Sift the material for lines containing "than", and return them.

RECORD EXCERPTS —
━━━━━━━━━━━━━━━━━━━━━━━━━━━━━━

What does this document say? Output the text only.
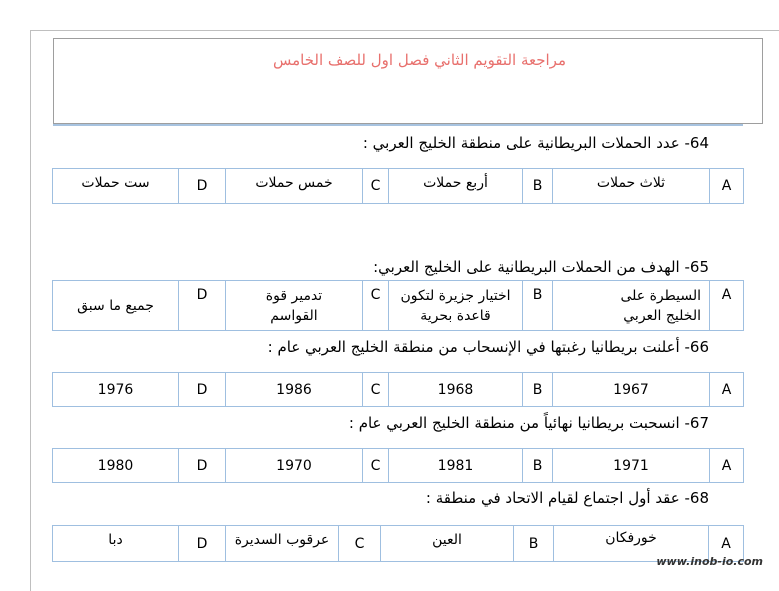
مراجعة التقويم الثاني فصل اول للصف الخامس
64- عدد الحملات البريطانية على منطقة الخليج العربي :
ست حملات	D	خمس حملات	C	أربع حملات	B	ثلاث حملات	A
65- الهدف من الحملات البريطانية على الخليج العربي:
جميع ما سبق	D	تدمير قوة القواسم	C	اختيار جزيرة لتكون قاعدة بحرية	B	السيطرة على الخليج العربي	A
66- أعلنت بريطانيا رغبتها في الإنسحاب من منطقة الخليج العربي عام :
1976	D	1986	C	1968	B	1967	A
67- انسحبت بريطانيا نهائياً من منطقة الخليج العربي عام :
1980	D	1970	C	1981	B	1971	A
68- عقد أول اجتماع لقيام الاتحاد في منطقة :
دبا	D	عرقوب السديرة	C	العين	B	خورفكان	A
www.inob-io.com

━━━━━━━━━━━━━━━━━━━━━━━━━━━━━━

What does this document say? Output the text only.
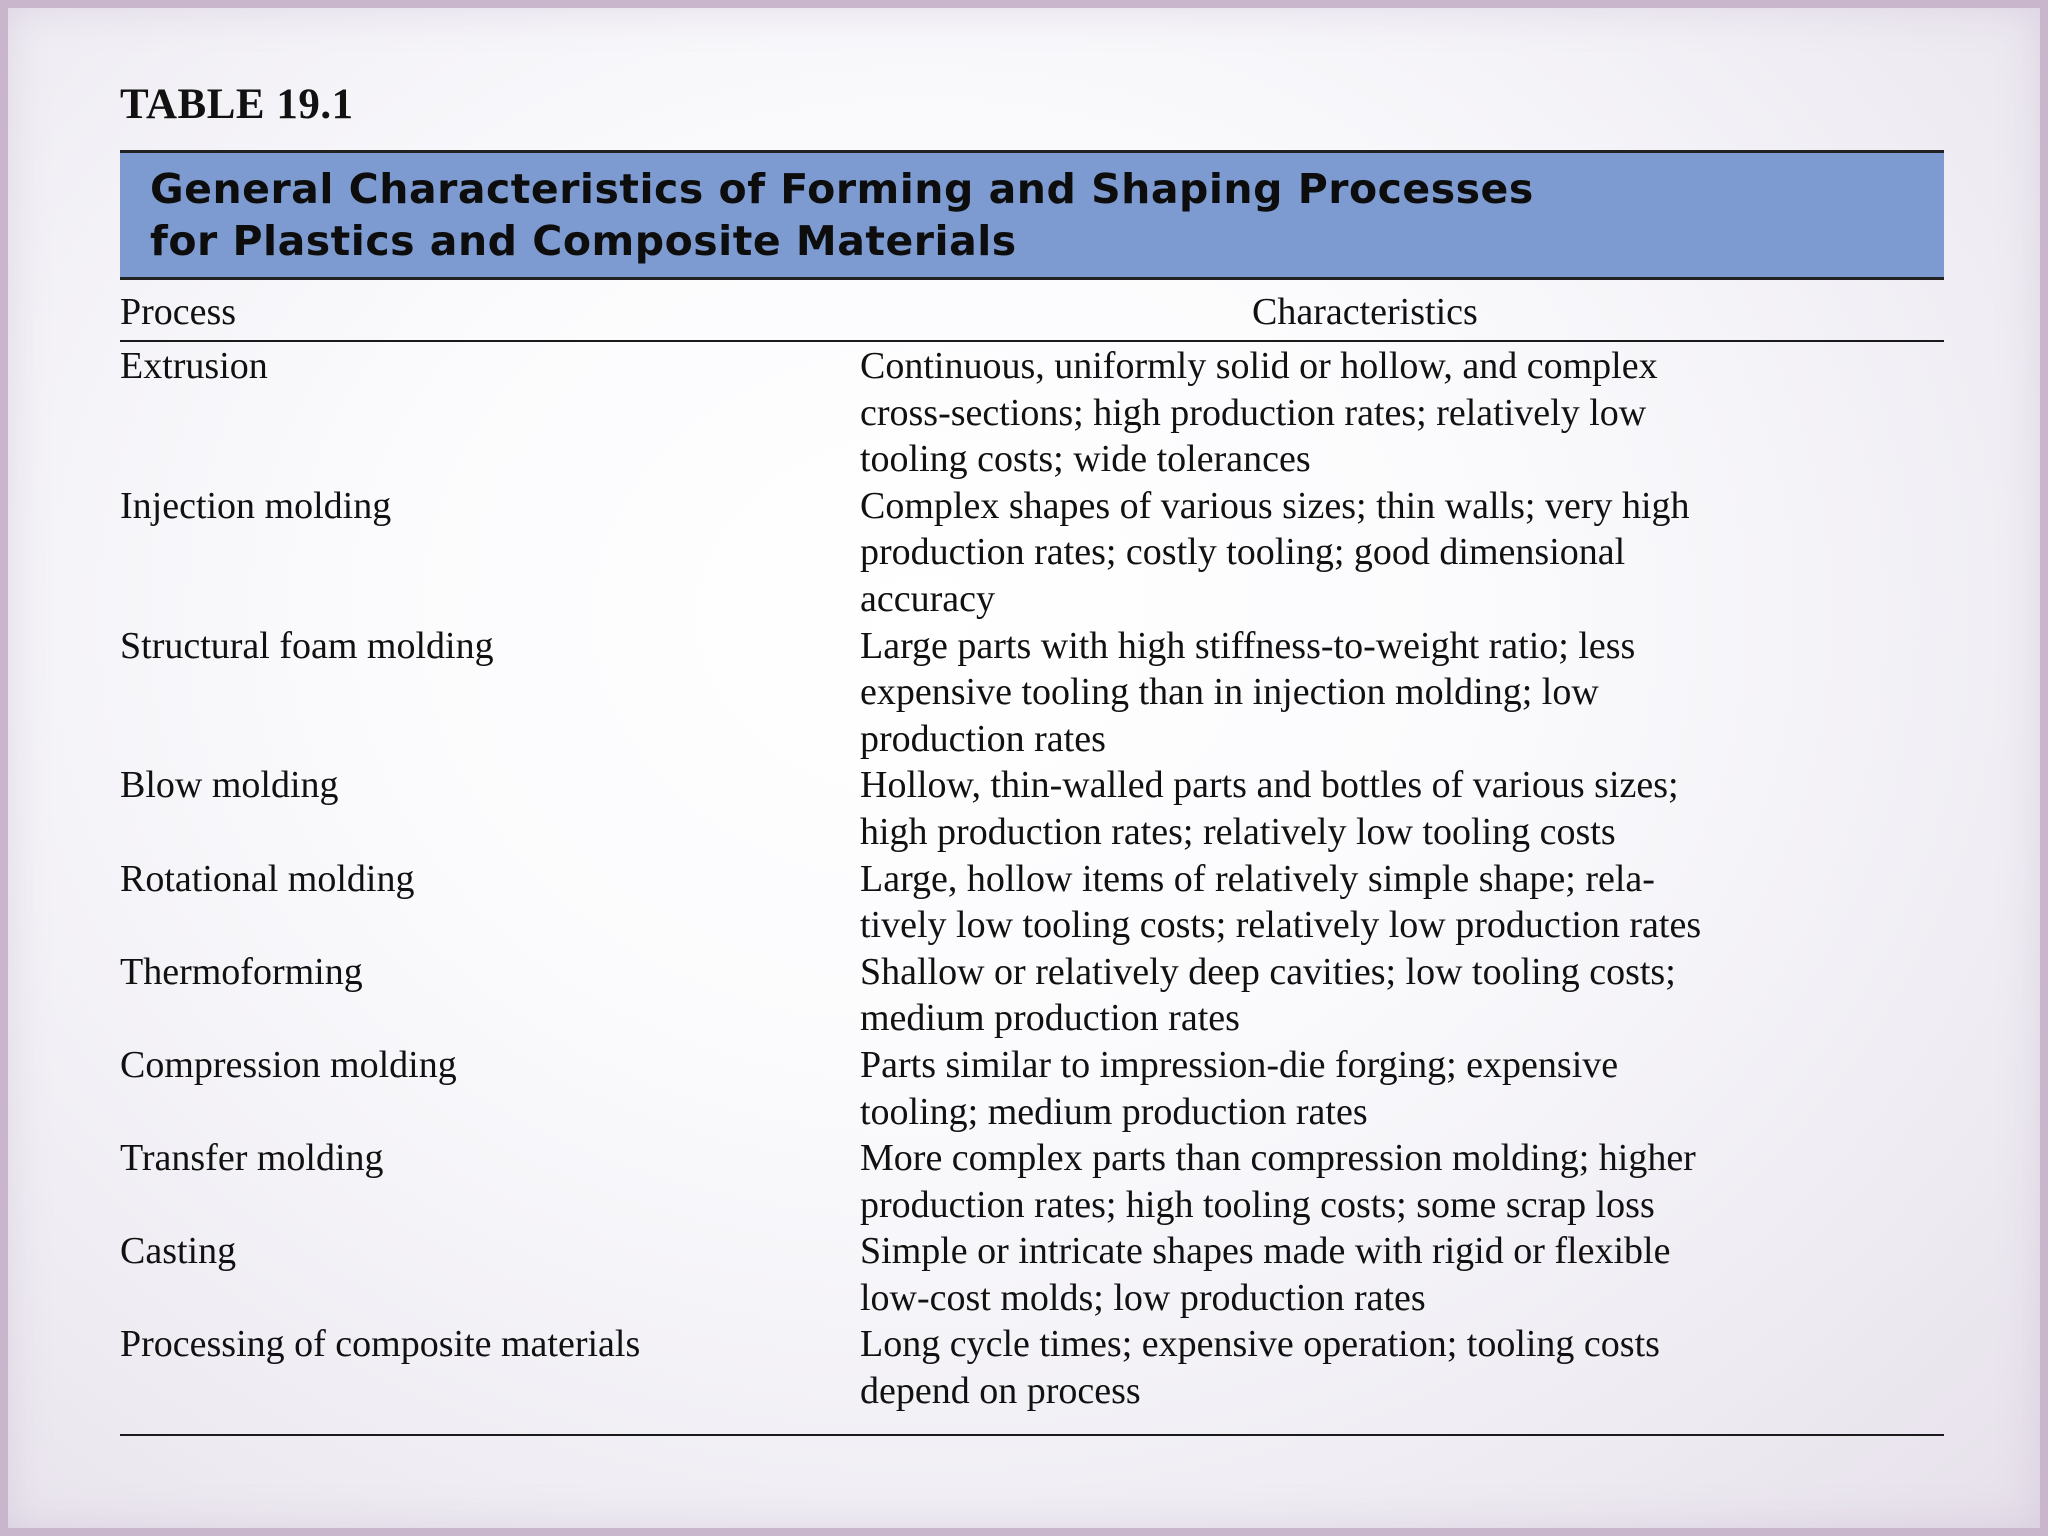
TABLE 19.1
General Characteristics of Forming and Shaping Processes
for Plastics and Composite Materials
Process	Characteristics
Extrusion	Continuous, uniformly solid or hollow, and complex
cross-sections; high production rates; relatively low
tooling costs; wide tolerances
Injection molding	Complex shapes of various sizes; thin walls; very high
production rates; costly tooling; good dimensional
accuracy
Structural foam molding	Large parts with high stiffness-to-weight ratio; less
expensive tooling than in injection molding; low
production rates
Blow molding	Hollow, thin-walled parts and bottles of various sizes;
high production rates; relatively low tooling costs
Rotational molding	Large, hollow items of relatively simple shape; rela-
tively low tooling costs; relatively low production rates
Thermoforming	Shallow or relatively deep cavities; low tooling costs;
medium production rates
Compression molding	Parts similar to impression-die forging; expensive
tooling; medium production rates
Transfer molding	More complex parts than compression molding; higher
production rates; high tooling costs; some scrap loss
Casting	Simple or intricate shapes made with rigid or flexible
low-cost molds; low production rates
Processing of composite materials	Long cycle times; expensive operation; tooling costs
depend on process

━━━━━━━━━━━━━━━━━━━━━━━━━━━━━━

FULL ANSWER —
expensive tooling than in injection molding; low
Transfer molding	More complex parts than compression molding; higher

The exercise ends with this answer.